Challenge
Select and copy out every line in the records containing "icon".
--------
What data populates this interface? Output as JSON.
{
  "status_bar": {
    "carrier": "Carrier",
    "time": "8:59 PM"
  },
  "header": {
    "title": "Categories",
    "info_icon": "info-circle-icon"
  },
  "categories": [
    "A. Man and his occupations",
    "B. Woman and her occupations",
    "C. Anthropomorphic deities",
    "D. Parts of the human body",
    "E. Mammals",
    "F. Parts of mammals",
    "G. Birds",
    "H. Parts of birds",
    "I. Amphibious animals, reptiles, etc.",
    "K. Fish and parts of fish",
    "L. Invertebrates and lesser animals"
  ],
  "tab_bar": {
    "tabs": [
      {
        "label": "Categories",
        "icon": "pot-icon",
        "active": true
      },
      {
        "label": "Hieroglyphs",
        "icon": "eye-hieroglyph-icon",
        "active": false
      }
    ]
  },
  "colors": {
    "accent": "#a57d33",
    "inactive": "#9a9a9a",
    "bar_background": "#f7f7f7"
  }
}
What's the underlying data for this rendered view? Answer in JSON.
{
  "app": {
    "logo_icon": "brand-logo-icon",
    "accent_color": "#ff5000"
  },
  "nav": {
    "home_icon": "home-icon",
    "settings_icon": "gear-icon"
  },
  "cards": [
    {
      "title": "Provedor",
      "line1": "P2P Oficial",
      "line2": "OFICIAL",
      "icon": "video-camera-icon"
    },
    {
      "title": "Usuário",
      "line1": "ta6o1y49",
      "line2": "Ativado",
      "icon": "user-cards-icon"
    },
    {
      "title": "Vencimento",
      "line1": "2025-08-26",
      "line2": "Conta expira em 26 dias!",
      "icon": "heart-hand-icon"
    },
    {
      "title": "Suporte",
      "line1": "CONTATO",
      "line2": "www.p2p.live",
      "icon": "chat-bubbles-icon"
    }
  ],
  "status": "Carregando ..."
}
--------
Written solution
    "info_icon": "info-circle-icon"
        "icon": "pot-icon",
        "icon": "eye-hieroglyph-icon",
    "logo_icon": "brand-logo-icon",
    "home_icon": "home-icon",
    "settings_icon": "gear-icon"
      "icon": "video-camera-icon"
      "icon": "user-cards-icon"
      "icon": "heart-hand-icon"
      "icon": "chat-bubbles-icon"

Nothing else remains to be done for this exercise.